## Task inputs

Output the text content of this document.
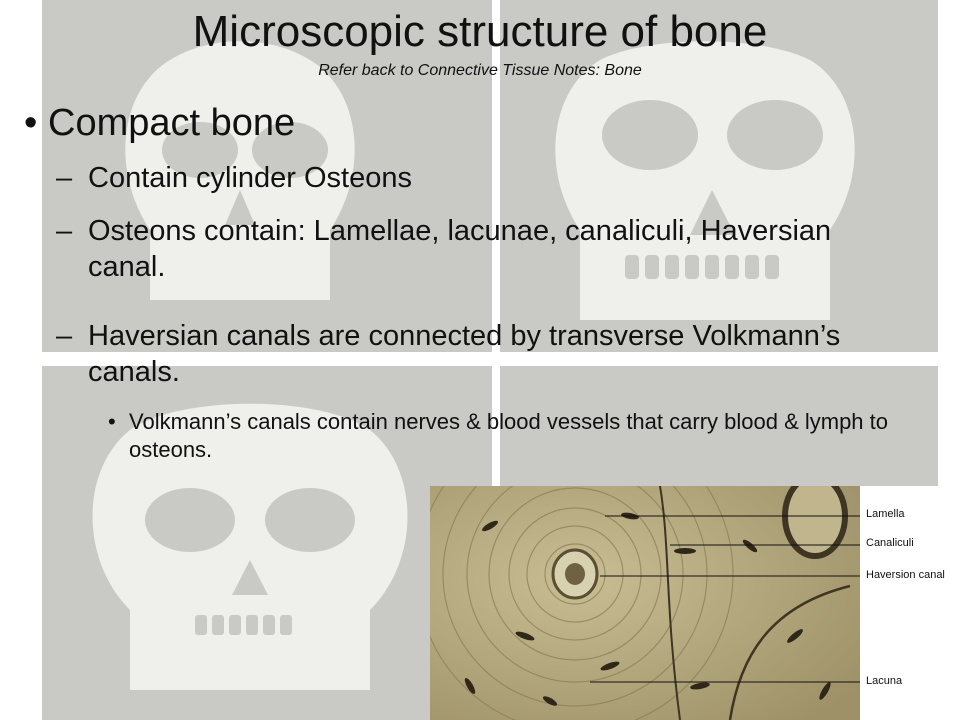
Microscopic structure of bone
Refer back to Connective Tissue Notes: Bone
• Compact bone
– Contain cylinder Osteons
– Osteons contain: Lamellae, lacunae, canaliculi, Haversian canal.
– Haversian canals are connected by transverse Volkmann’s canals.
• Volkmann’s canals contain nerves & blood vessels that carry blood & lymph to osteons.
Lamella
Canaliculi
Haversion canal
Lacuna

==

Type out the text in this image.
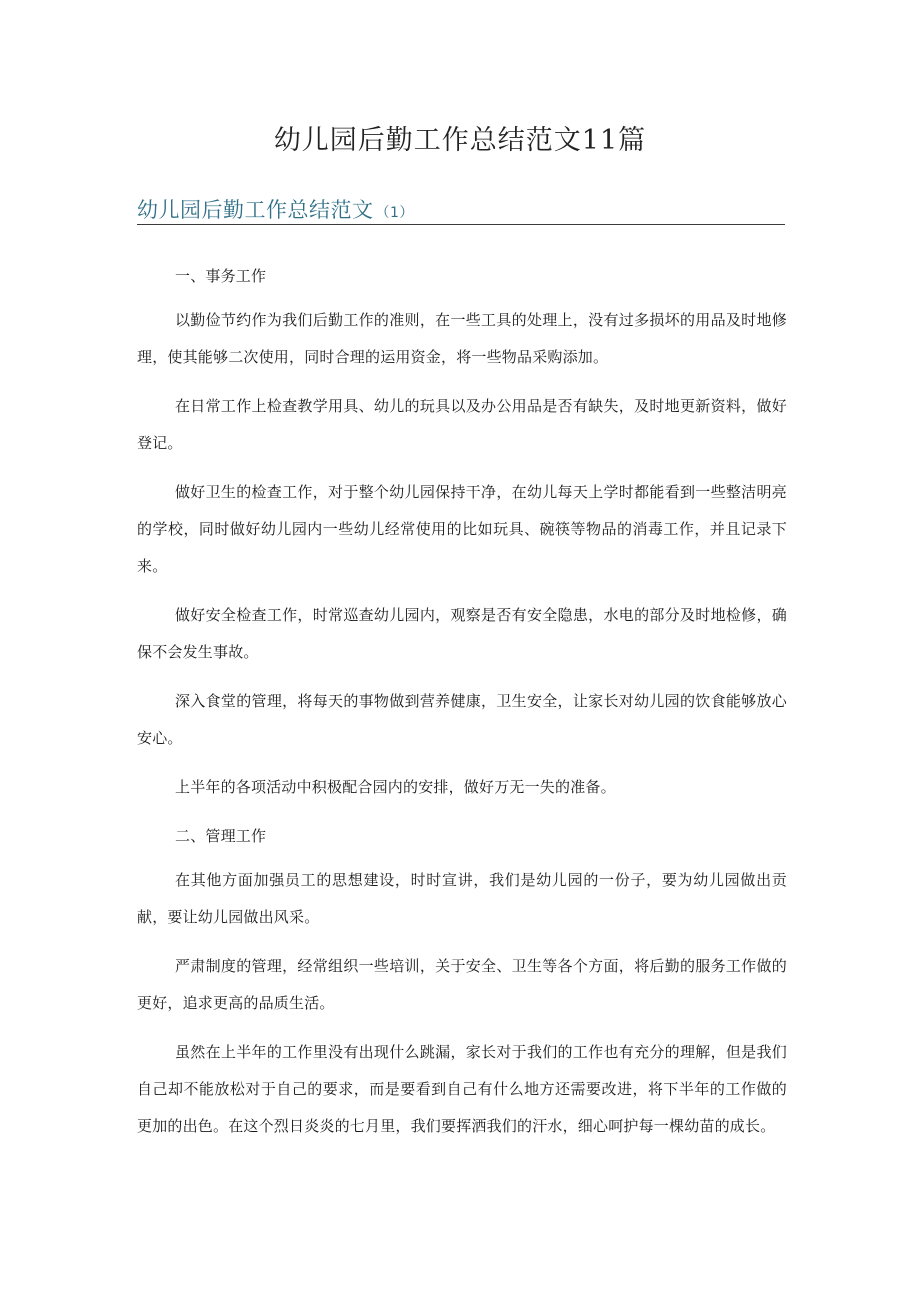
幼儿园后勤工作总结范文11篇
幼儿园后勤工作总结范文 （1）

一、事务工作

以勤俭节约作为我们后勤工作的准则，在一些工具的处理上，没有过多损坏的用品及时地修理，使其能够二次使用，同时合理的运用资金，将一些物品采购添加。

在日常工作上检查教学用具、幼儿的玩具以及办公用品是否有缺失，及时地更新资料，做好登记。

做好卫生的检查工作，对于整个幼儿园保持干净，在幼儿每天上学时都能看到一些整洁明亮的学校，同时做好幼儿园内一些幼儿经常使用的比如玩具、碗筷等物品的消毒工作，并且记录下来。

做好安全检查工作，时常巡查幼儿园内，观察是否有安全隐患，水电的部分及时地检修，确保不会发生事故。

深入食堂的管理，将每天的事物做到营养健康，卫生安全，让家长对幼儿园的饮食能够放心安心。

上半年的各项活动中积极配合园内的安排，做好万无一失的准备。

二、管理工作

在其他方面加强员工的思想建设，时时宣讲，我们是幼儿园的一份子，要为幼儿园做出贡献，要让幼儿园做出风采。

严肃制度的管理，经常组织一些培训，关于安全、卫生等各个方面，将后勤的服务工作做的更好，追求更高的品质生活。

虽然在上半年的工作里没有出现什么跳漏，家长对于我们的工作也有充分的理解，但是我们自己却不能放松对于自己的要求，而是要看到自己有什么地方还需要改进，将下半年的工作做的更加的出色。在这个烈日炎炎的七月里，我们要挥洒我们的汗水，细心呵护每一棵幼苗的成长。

## Description of the task
Track down every line of the material containing the string "text", and copy it.

## Solution for this exercise
Output the text content of this document.
Type out the text in this image.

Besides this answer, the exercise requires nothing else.